(Stored entries)
──────────────────────────────

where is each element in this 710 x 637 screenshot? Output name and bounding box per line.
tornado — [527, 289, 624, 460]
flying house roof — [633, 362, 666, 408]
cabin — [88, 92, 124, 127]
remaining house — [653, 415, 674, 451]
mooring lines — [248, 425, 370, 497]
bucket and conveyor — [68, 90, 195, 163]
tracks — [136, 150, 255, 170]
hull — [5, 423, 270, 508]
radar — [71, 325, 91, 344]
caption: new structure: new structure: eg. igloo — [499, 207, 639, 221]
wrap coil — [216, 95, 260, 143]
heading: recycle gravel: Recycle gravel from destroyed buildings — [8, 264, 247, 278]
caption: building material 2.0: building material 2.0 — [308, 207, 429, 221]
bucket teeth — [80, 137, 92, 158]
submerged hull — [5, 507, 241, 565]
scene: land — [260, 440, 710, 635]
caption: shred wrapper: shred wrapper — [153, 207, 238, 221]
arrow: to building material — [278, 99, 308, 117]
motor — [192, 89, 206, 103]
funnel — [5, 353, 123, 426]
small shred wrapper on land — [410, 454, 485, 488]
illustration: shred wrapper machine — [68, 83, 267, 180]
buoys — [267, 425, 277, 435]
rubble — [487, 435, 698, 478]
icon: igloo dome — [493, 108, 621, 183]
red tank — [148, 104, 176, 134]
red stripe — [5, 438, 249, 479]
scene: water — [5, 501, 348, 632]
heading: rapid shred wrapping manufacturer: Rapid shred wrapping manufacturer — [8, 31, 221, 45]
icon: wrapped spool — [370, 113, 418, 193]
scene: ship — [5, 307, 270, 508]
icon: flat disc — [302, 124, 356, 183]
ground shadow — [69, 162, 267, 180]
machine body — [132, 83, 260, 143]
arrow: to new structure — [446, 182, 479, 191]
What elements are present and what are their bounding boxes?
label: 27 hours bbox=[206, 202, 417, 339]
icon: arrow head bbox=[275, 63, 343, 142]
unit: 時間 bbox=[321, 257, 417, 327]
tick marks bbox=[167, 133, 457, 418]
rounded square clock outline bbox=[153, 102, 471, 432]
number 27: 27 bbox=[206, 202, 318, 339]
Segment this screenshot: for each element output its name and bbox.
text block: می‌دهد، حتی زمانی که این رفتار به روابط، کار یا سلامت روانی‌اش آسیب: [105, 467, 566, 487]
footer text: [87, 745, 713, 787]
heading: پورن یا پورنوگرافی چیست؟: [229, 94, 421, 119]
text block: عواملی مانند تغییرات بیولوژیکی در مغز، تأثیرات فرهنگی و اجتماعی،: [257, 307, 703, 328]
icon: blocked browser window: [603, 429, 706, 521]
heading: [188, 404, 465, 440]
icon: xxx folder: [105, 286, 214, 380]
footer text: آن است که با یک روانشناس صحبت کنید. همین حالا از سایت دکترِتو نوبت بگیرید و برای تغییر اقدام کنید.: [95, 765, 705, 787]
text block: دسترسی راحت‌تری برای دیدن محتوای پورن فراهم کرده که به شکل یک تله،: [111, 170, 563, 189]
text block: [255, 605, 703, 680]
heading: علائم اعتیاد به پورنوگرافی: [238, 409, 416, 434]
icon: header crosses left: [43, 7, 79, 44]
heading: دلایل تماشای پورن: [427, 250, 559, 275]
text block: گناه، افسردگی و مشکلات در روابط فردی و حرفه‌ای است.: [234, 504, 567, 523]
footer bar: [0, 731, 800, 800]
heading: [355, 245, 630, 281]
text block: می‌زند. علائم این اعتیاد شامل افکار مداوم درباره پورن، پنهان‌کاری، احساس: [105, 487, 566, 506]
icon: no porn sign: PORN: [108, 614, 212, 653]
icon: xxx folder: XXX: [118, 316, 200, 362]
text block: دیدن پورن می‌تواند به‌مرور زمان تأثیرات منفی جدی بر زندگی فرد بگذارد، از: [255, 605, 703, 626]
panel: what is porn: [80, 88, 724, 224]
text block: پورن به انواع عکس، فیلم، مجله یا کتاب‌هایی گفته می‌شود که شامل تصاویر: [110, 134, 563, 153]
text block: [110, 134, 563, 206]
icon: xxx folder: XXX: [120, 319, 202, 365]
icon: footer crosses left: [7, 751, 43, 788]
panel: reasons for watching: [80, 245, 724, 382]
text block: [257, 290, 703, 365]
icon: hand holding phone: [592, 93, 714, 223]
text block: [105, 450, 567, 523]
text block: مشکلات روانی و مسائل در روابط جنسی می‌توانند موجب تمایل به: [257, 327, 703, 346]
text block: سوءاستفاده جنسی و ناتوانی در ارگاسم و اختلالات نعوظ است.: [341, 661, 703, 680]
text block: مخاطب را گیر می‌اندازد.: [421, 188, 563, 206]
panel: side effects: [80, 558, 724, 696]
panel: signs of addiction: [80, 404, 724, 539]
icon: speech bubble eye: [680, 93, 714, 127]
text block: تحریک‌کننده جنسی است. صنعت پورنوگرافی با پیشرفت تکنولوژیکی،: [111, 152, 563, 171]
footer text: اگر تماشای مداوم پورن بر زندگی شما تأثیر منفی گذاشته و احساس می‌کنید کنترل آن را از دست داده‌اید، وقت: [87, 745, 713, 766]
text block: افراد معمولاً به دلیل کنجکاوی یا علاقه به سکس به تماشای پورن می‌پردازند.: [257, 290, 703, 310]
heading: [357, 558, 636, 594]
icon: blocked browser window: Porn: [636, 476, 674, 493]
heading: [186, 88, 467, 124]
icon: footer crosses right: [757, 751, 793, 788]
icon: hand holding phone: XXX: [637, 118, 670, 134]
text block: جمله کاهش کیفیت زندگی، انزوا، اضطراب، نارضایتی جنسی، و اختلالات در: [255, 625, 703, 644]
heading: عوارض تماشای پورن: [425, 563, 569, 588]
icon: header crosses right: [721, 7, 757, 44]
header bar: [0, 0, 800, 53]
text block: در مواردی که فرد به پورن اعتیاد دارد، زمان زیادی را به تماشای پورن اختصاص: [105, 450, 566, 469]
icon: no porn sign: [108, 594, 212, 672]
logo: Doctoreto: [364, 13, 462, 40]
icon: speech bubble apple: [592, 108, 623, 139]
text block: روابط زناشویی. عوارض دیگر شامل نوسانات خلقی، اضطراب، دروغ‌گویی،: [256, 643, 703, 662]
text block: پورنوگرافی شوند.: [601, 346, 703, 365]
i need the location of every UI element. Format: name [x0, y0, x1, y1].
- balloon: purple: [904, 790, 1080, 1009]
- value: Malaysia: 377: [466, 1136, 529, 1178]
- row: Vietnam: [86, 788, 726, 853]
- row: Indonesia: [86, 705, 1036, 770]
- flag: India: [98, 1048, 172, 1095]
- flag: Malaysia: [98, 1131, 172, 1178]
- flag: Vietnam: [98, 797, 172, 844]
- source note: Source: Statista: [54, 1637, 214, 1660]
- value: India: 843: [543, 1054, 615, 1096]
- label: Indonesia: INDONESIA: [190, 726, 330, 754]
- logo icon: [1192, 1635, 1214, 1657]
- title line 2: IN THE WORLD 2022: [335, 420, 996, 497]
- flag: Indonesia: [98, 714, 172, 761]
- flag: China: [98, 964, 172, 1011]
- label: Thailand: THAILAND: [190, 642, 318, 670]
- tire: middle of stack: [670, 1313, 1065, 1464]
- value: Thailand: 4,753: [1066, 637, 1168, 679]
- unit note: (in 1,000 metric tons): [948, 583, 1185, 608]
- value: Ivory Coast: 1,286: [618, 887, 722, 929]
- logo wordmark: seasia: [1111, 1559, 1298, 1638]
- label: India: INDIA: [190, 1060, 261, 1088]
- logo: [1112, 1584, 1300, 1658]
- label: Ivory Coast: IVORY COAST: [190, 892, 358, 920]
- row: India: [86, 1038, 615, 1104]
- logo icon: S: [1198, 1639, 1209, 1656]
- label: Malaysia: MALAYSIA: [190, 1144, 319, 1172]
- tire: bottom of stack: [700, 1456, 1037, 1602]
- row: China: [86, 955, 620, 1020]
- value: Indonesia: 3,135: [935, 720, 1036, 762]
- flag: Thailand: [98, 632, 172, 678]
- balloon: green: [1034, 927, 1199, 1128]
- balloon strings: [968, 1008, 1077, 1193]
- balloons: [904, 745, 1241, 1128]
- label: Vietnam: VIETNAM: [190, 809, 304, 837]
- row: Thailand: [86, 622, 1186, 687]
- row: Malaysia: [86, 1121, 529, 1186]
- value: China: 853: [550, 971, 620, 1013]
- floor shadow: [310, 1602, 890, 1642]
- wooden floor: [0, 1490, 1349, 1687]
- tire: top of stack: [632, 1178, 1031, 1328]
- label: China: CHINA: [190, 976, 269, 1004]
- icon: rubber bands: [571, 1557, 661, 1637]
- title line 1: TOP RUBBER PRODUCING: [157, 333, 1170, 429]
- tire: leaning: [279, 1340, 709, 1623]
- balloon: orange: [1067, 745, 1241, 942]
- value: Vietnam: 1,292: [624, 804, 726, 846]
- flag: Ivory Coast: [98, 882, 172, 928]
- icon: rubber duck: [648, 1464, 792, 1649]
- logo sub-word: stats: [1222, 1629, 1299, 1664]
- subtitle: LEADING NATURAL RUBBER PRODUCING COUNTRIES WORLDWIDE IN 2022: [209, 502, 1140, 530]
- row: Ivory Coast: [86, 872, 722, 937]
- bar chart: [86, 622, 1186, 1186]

──────────────────────────────

Can you rewrite the listing from its start through the line containing "arrow: to building", substituting "whirlwind" for "tornado" and leaving everything else unchanged?

where is each element in this 710 x 637 screenshot? Output name and bounding box per line.
whirlwind — [527, 289, 624, 460]
flying house roof — [633, 362, 666, 408]
cabin — [88, 92, 124, 127]
remaining house — [653, 415, 674, 451]
mooring lines — [248, 425, 370, 497]
bucket and conveyor — [68, 90, 195, 163]
tracks — [136, 150, 255, 170]
hull — [5, 423, 270, 508]
radar — [71, 325, 91, 344]
caption: new structure: new structure: eg. igloo — [499, 207, 639, 221]
wrap coil — [216, 95, 260, 143]
heading: recycle gravel: Recycle gravel from destroyed buildings — [8, 264, 247, 278]
caption: building material 2.0: building material 2.0 — [308, 207, 429, 221]
bucket teeth — [80, 137, 92, 158]
submerged hull — [5, 507, 241, 565]
scene: land — [260, 440, 710, 635]
caption: shred wrapper: shred wrapper — [153, 207, 238, 221]
arrow: to building material — [278, 99, 308, 117]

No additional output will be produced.